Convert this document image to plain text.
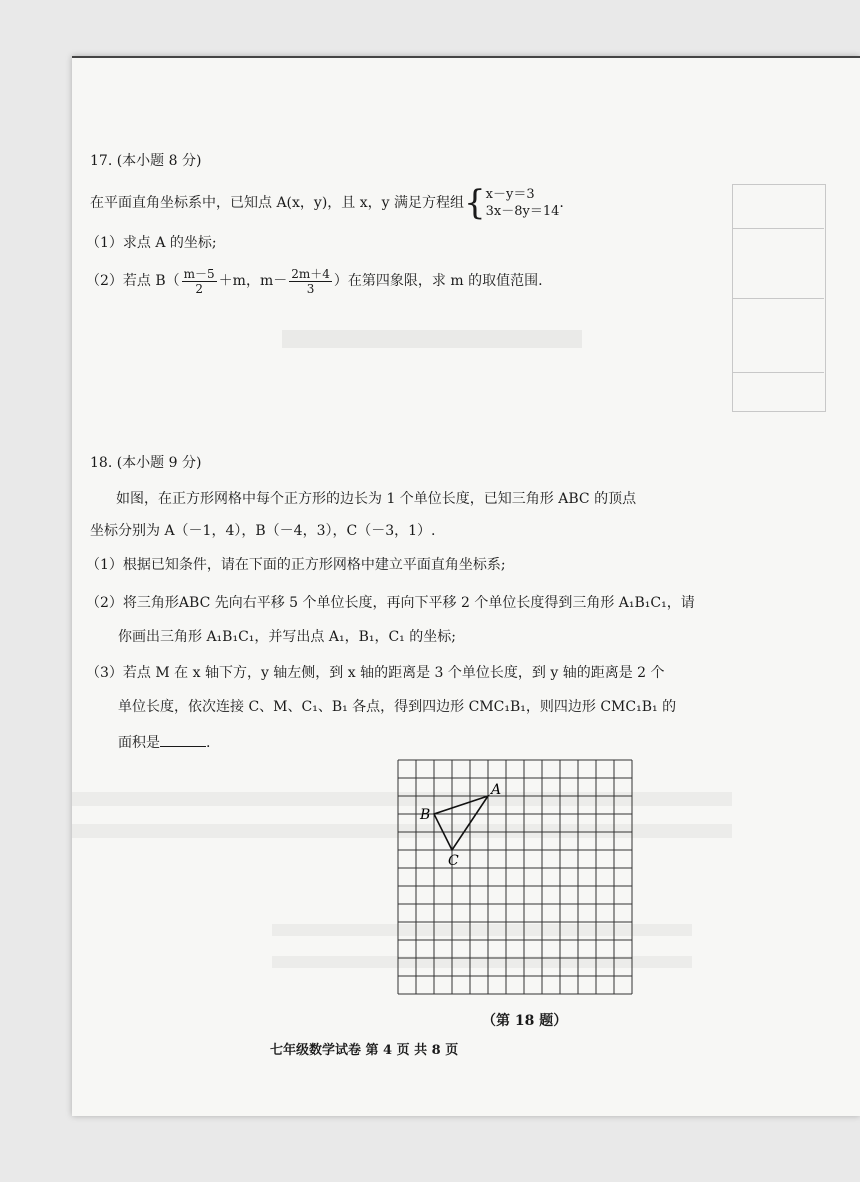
17. (本小题 8 分)
在平面直角坐标系中，已知点 A(x，y)，且 x，y 满足方程组{ x－y＝3
3x－8y＝14
.
（1）求点 A 的坐标;
（2）若点 $B( \frac{m-5}{2} +m$，$m- \frac{2m+4}{3}$ ）在第四象限，求 m 的取值范围.
18. (本小题 9 分)
如图，在正方形网格中每个正方形的边长为 1 个单位长度，已知三角形 ABC 的顶点
坐标分别为 A（－1，4），B（－4，3），C（－3，1）.
（1）根据已知条件，请在下面的正方形网格中建立平面直角坐标系;
（2）将三角形ABC 先向右平移 5 个单位长度，再向下平移 2 个单位长度得到三角形 A₁B₁C₁，请
你画出三角形 A₁B₁C₁，并写出点 A₁，B₁，C₁ 的坐标;
（3）若点 M 在 x 轴下方，y 轴左侧，到 x 轴的距离是 3 个单位长度，到 y 轴的距离是 2 个
单位长度，依次连接 C、M、C₁、B₁ 各点，得到四边形 CMC₁B₁，则四边形 CMC₁B₁ 的
面积是	.
A
B
C
（第 18 题）
七年级数学试卷 第 4 页 共 8 页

━━━━━━━━

Work to complete
How many lines in the records above contain the word "A₁B₁C₁"? Reply with the number alone.

Correct response
2